───── Extracted data
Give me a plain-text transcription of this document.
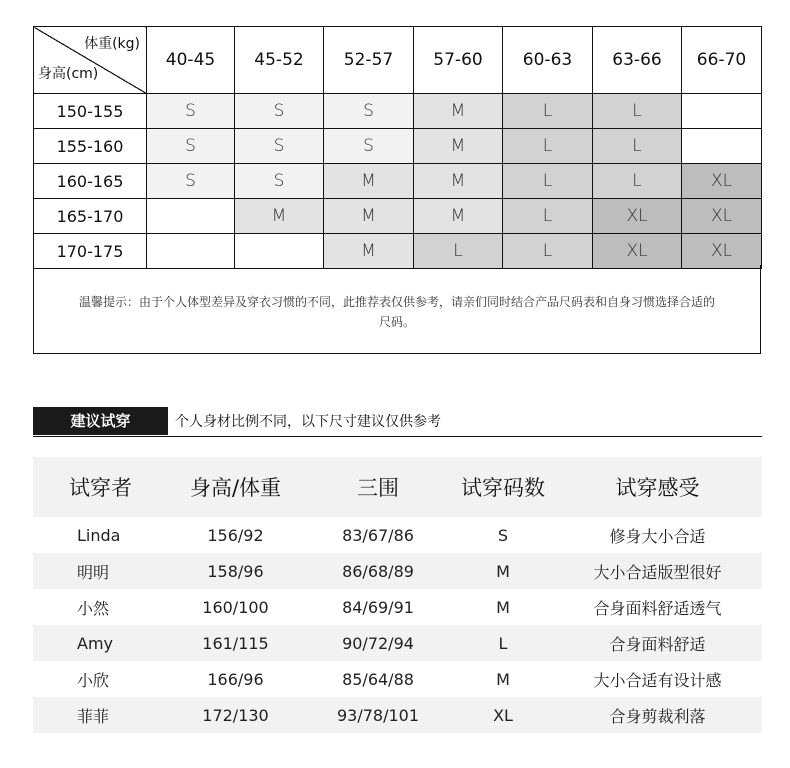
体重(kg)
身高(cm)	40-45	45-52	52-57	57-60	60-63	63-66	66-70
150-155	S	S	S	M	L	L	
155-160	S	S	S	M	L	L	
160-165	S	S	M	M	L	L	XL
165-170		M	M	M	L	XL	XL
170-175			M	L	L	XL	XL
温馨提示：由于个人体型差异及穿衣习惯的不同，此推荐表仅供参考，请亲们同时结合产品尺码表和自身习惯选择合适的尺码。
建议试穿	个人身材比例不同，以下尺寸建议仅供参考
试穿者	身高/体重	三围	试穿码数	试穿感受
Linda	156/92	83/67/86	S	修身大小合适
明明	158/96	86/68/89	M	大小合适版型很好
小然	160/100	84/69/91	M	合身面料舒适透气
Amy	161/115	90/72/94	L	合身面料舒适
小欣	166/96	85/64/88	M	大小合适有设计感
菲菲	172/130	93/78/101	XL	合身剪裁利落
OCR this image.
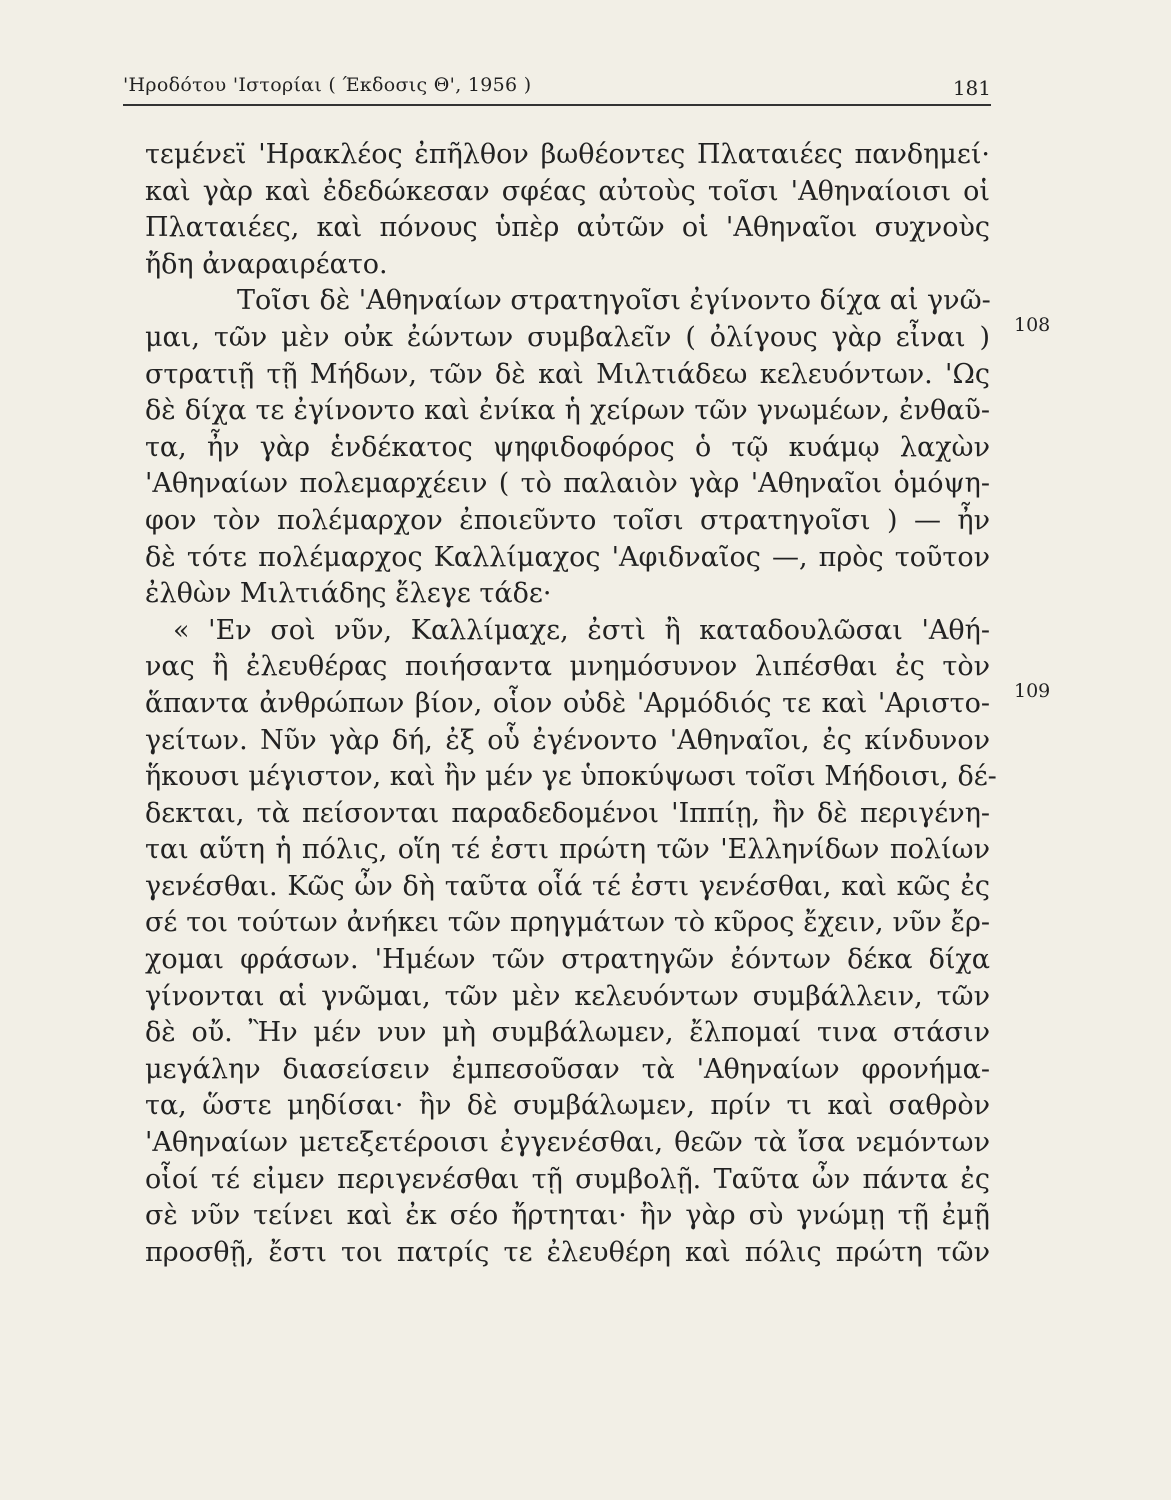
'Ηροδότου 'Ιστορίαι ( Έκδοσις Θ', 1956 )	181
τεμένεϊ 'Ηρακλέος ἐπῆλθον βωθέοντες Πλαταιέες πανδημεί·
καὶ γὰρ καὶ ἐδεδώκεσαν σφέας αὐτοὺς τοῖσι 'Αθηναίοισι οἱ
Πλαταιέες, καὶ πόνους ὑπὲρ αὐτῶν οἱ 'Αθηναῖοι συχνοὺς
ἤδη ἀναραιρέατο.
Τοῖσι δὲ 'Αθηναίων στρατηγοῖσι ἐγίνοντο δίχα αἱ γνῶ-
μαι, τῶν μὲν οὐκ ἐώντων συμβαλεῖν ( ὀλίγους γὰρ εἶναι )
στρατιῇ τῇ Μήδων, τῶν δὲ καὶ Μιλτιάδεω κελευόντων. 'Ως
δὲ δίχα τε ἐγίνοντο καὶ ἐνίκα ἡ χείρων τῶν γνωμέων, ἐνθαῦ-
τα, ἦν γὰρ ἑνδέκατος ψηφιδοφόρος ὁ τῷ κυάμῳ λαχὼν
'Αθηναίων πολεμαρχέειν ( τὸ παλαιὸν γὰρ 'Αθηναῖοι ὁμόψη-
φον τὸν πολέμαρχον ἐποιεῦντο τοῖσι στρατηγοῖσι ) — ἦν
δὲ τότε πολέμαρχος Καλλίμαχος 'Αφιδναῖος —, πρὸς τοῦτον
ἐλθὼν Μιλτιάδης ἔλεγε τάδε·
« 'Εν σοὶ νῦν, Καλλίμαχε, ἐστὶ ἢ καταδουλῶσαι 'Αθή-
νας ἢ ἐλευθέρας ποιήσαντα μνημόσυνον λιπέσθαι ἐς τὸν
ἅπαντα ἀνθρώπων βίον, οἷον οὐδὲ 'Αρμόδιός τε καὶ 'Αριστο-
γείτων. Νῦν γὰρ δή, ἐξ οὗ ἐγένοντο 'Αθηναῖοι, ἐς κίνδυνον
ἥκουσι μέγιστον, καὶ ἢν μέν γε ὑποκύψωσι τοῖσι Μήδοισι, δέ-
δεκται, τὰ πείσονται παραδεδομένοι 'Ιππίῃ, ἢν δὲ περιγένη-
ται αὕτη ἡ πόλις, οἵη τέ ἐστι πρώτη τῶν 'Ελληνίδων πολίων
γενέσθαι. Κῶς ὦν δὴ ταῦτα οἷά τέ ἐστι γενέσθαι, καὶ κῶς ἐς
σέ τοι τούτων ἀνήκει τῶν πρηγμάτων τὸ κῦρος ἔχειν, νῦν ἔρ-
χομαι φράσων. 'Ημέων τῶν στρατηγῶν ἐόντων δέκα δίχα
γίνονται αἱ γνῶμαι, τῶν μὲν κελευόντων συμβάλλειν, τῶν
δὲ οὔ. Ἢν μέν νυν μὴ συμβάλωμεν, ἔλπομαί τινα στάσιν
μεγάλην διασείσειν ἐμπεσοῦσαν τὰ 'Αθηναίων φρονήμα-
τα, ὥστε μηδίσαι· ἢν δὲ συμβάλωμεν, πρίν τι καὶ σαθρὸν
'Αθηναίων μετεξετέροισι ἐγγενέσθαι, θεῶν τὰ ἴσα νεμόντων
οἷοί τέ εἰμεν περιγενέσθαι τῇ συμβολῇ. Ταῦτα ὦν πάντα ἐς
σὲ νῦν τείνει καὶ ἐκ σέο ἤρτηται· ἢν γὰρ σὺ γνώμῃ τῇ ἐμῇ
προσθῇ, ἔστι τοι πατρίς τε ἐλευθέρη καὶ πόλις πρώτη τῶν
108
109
──────────
───── Extracted data
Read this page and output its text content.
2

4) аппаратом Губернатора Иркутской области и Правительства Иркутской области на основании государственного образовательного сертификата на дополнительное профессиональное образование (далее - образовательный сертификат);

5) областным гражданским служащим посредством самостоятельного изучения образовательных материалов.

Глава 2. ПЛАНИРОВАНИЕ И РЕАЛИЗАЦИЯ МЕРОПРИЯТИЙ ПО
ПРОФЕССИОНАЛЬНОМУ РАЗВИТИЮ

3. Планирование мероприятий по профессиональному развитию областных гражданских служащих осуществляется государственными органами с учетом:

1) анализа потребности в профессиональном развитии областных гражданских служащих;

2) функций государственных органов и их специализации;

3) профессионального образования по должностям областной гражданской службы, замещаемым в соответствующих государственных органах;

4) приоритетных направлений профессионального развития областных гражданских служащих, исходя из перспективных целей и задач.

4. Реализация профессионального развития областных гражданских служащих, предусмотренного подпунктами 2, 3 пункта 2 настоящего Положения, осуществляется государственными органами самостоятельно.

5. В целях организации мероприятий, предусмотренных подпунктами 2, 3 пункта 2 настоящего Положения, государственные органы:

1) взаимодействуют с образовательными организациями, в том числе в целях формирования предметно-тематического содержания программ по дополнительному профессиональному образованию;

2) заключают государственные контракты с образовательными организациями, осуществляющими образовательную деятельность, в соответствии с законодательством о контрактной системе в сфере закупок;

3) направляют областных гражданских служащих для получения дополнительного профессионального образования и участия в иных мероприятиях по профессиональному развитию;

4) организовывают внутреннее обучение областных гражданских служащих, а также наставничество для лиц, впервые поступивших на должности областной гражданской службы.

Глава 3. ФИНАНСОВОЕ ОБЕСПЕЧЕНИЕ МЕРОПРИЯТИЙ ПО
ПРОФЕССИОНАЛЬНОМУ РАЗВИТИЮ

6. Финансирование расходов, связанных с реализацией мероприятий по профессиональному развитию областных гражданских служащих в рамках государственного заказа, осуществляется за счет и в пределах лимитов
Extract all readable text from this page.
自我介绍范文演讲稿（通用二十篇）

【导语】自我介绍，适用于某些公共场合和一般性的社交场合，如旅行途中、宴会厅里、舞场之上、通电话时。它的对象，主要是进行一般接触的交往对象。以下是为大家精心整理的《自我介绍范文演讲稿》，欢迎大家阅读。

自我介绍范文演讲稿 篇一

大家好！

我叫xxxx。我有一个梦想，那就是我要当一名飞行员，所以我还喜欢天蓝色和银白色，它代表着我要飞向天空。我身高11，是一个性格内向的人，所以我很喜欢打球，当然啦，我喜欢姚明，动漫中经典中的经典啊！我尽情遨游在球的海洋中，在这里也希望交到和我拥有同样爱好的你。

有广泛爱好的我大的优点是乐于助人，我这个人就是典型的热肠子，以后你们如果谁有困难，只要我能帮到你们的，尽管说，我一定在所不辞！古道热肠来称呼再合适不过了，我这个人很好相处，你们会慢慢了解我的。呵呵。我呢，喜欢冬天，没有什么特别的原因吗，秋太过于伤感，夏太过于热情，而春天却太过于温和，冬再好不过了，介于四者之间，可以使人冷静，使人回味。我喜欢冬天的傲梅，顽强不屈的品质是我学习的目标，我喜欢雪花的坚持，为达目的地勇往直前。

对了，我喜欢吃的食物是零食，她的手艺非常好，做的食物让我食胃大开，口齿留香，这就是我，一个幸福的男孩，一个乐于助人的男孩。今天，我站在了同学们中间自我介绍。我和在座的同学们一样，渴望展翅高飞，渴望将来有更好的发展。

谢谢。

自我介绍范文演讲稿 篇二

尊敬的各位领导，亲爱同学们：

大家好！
──────────
───── Extracted data
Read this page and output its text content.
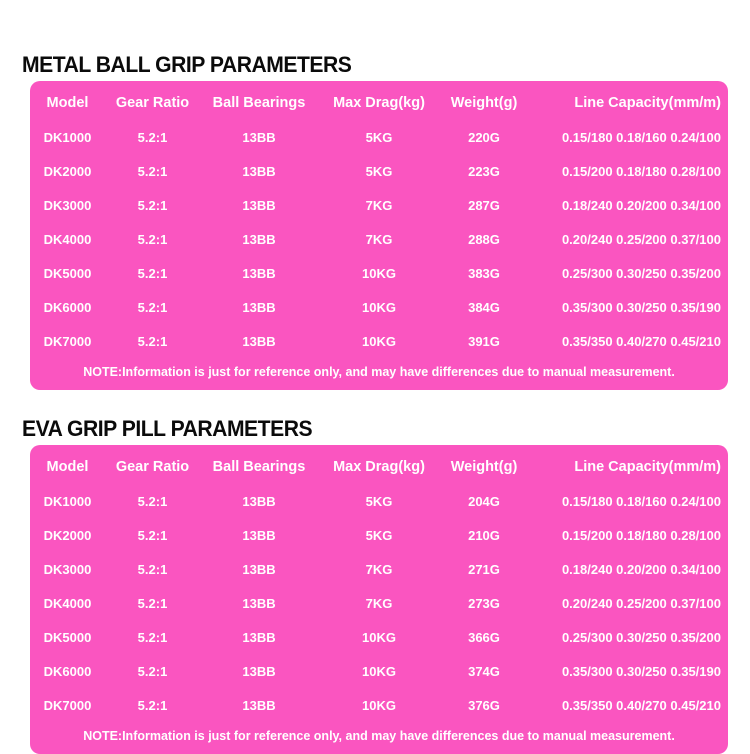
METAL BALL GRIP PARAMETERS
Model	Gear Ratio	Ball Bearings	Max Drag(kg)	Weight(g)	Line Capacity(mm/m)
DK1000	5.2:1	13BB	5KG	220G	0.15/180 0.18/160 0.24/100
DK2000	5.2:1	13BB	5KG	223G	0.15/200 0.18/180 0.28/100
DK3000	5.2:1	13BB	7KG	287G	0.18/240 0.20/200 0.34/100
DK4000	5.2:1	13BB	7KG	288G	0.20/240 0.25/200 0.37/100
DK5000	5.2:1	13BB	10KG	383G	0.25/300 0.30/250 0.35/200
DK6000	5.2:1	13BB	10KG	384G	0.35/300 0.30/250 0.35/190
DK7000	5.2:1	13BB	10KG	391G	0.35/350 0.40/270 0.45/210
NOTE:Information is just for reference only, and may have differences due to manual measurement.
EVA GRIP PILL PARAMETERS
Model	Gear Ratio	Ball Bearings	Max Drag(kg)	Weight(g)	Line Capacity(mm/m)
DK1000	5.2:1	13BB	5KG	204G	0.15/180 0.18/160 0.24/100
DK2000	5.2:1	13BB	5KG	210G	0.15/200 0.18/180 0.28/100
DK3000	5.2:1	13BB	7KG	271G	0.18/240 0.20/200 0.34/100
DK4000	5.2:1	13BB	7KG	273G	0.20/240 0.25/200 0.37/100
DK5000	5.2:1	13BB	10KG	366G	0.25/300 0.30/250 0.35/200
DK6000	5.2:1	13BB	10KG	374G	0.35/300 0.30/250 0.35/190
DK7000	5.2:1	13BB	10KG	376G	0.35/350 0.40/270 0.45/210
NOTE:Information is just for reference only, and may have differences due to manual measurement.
──────────
Identify every line holding the word "Πλαταιέες" and copy it out.

Answer to the problem:
τεμένεϊ 'Ηρακλέος ἐπῆλθον βωθέοντες Πλαταιέες πανδημεί·
Πλαταιέες, καὶ πόνους ὑπὲρ αὐτῶν οἱ 'Αθηναῖοι συχνοὺς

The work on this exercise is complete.